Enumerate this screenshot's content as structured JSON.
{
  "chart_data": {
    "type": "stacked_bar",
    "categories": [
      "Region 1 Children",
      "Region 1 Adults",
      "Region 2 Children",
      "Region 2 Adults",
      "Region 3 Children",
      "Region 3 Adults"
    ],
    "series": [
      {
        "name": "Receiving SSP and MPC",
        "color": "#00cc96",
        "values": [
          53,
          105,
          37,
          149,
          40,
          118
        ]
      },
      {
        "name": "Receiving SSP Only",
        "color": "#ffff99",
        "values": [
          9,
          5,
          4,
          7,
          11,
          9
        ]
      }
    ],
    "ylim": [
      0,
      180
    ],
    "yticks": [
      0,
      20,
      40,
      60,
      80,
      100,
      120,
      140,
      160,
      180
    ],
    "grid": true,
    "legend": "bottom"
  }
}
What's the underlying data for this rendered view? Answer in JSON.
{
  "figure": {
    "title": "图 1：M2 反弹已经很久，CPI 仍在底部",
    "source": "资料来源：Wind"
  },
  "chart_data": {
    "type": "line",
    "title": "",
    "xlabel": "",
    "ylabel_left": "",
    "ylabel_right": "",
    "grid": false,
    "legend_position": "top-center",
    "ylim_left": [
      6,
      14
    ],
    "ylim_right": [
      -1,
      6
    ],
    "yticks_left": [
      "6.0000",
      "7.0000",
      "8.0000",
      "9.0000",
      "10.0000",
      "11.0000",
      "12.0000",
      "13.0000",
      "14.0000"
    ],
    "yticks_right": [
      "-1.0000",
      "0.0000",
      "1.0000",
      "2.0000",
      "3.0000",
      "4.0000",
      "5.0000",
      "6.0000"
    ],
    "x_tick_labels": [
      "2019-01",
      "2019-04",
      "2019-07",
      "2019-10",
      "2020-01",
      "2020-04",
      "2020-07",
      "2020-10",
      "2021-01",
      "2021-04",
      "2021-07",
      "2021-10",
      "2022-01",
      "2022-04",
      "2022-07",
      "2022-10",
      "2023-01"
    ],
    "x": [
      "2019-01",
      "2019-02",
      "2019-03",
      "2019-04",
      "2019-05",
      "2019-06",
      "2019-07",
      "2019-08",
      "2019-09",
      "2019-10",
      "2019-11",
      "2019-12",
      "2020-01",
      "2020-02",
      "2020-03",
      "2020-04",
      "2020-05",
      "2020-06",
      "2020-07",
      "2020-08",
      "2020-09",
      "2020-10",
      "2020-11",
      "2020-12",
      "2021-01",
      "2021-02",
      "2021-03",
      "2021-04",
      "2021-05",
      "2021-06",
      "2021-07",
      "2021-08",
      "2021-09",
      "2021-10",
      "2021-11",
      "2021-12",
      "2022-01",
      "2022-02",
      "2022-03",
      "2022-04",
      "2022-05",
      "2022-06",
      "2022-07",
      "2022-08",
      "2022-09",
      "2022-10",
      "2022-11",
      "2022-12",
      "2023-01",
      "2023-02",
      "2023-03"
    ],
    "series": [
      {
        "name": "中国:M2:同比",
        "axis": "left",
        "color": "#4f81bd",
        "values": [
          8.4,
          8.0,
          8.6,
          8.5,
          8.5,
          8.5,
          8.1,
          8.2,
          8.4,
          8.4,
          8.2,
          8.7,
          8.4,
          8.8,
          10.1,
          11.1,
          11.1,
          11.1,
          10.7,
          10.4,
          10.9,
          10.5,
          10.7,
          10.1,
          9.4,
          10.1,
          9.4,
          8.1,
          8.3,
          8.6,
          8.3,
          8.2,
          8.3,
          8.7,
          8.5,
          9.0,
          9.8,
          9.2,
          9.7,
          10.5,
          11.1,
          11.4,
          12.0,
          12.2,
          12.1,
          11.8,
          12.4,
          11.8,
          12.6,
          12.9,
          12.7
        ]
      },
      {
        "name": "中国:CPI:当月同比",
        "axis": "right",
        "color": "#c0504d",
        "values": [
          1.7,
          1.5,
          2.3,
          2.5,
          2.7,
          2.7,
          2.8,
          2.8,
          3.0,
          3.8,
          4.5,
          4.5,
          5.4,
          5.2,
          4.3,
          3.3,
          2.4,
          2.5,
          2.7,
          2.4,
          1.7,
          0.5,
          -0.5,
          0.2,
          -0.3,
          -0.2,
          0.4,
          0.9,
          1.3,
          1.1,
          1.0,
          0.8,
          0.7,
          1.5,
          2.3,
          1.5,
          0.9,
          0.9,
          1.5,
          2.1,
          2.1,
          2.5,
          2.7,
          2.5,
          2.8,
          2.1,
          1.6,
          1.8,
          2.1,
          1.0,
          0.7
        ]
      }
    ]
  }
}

## AIM
From the data, collect all lines where the string "Region" appears.

## TASK ANSWER
      "Region 1 Children",
      "Region 1 Adults",
      "Region 2 Children",
      "Region 2 Adults",
      "Region 3 Children",
      "Region 3 Adults"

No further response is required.